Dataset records
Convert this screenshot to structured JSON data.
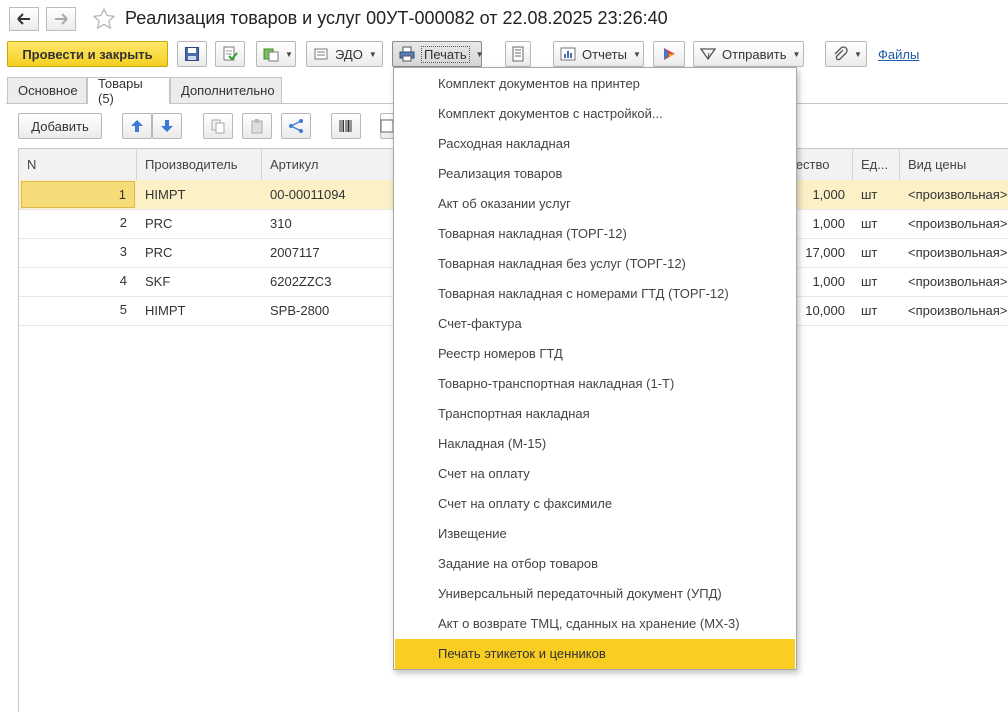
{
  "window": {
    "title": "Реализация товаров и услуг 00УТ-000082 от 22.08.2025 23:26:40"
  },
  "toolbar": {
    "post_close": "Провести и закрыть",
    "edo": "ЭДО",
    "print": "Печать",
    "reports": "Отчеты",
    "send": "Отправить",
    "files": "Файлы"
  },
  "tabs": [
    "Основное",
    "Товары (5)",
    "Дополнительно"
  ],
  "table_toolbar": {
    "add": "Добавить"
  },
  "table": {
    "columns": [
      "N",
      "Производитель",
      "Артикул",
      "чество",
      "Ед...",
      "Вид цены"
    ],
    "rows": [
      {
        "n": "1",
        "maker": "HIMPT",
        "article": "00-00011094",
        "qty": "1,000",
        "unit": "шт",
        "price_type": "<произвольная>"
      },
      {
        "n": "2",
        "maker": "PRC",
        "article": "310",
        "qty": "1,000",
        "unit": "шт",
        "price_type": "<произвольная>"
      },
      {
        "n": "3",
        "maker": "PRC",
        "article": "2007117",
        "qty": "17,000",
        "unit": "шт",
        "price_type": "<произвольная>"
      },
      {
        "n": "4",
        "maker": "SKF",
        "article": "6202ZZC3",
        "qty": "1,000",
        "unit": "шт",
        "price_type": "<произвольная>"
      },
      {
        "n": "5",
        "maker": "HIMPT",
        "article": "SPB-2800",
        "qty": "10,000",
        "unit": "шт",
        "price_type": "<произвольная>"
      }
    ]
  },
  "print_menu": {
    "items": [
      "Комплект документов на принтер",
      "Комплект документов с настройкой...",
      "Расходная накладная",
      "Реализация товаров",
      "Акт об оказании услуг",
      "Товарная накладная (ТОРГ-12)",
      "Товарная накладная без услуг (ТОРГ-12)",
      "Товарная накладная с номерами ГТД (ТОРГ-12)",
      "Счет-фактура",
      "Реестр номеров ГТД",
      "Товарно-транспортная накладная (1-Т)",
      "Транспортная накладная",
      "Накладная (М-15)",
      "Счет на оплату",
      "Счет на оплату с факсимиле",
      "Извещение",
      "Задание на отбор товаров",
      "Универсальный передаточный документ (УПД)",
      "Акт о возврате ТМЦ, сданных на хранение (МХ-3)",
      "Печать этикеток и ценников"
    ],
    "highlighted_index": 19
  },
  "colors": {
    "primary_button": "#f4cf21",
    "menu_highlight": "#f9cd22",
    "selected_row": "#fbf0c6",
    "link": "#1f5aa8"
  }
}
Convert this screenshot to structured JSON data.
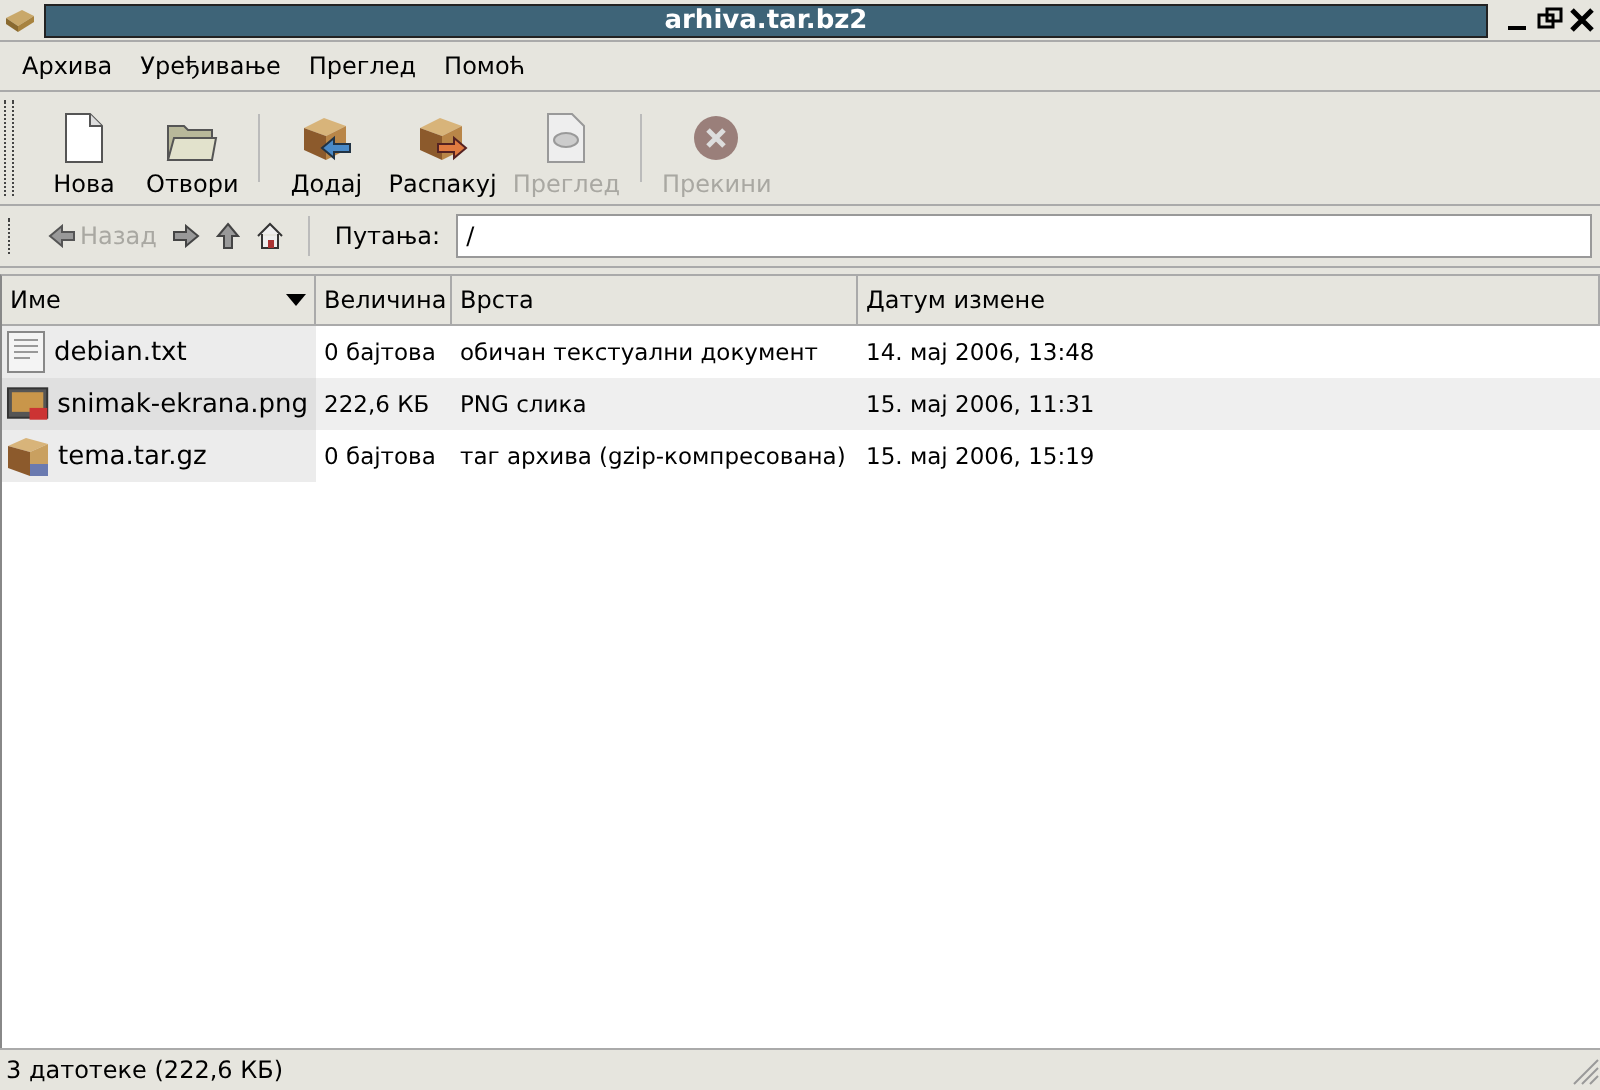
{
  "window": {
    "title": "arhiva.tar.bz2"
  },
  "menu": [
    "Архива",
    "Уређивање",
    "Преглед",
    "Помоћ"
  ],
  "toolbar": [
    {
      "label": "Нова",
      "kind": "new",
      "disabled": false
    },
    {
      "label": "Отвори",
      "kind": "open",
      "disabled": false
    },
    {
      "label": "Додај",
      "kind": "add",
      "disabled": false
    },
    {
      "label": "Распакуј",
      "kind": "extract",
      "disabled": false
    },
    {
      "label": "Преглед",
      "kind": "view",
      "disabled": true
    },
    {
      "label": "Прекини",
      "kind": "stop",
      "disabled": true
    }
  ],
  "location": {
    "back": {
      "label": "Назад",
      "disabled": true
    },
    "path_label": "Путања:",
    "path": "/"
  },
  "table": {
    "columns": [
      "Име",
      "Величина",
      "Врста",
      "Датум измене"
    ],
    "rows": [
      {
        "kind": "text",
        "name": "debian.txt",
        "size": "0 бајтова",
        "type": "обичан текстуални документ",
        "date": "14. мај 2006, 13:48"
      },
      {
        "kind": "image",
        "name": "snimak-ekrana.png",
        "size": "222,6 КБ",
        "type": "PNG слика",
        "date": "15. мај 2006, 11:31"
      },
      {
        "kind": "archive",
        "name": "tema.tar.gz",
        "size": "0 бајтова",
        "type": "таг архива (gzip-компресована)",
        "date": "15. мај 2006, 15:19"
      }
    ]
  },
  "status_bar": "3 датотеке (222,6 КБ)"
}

■ The exercise: Return the listing above unchanged, apart from dropping its pictures.

■ Correct answer:
Convert this screenshot to structured JSON data.
{
  "window": {
    "title": "Реализация товаров и услуг 00УТ-000082 от 22.08.2025 23:26:40"
  },
  "toolbar": {
    "post_close": "Провести и закрыть",
    "edo": "ЭДО",
    "print": "Печать",
    "reports": "Отчеты",
    "send": "Отправить",
    "files": "Файлы"
  },
  "tabs": [
    "Основное",
    "Товары (5)",
    "Дополнительно"
  ],
  "table_toolbar": {
    "add": "Добавить"
  },
  "table": {
    "columns": [
      "N",
      "Производитель",
      "Артикул",
      "чество",
      "Ед...",
      "Вид цены"
    ],
    "rows": [
      {
        "n": "1",
        "maker": "HIMPT",
        "article": "00-00011094",
        "qty": "1,000",
        "unit": "шт",
        "price_type": "<произвольная>"
      },
      {
        "n": "2",
        "maker": "PRC",
        "article": "310",
        "qty": "1,000",
        "unit": "шт",
        "price_type": "<произвольная>"
      },
      {
        "n": "3",
        "maker": "PRC",
        "article": "2007117",
        "qty": "17,000",
        "unit": "шт",
        "price_type": "<произвольная>"
      },
      {
        "n": "4",
        "maker": "SKF",
        "article": "6202ZZC3",
        "qty": "1,000",
        "unit": "шт",
        "price_type": "<произвольная>"
      },
      {
        "n": "5",
        "maker": "HIMPT",
        "article": "SPB-2800",
        "qty": "10,000",
        "unit": "шт",
        "price_type": "<произвольная>"
      }
    ]
  },
  "print_menu": {
    "items": [
      "Комплект документов на принтер",
      "Комплект документов с настройкой...",
      "Расходная накладная",
      "Реализация товаров",
      "Акт об оказании услуг",
      "Товарная накладная (ТОРГ-12)",
      "Товарная накладная без услуг (ТОРГ-12)",
      "Товарная накладная с номерами ГТД (ТОРГ-12)",
      "Счет-фактура",
      "Реестр номеров ГТД",
      "Товарно-транспортная накладная (1-Т)",
      "Транспортная накладная",
      "Накладная (М-15)",
      "Счет на оплату",
      "Счет на оплату с факсимиле",
      "Извещение",
      "Задание на отбор товаров",
      "Универсальный передаточный документ (УПД)",
      "Акт о возврате ТМЦ, сданных на хранение (МХ-3)",
      "Печать этикеток и ценников"
    ],
    "highlighted_index": 19
  },
  "colors": {
    "primary_button": "#f4cf21",
    "menu_highlight": "#f9cd22",
    "selected_row": "#fbf0c6",
    "link": "#1f5aa8"
  }
}
Convert this screenshot to structured JSON data.
{
  "window": {
    "title": "arhiva.tar.bz2"
  },
  "menu": [
    "Архива",
    "Уређивање",
    "Преглед",
    "Помоћ"
  ],
  "toolbar": [
    {
      "label": "Нова",
      "kind": "new",
      "disabled": false
    },
    {
      "label": "Отвори",
      "kind": "open",
      "disabled": false
    },
    {
      "label": "Додај",
      "kind": "add",
      "disabled": false
    },
    {
      "label": "Распакуј",
      "kind": "extract",
      "disabled": false
    },
    {
      "label": "Преглед",
      "kind": "view",
      "disabled": true
    },
    {
      "label": "Прекини",
      "kind": "stop",
      "disabled": true
    }
  ],
  "location": {
    "back": {
      "label": "Назад",
      "disabled": true
    },
    "path_label": "Путања:",
    "path": "/"
  },
  "table": {
    "columns": [
      "Име",
      "Величина",
      "Врста",
      "Датум измене"
    ],
    "rows": [
      {
        "kind": "text",
        "name": "debian.txt",
        "size": "0 бајтова",
        "type": "обичан текстуални документ",
        "date": "14. мај 2006, 13:48"
      },
      {
        "kind": "image",
        "name": "snimak-ekrana.png",
        "size": "222,6 КБ",
        "type": "PNG слика",
        "date": "15. мај 2006, 11:31"
      },
      {
        "kind": "archive",
        "name": "tema.tar.gz",
        "size": "0 бајтова",
        "type": "таг архива (gzip-компресована)",
        "date": "15. мај 2006, 15:19"
      }
    ]
  },
  "status_bar": "3 датотеке (222,6 КБ)"
}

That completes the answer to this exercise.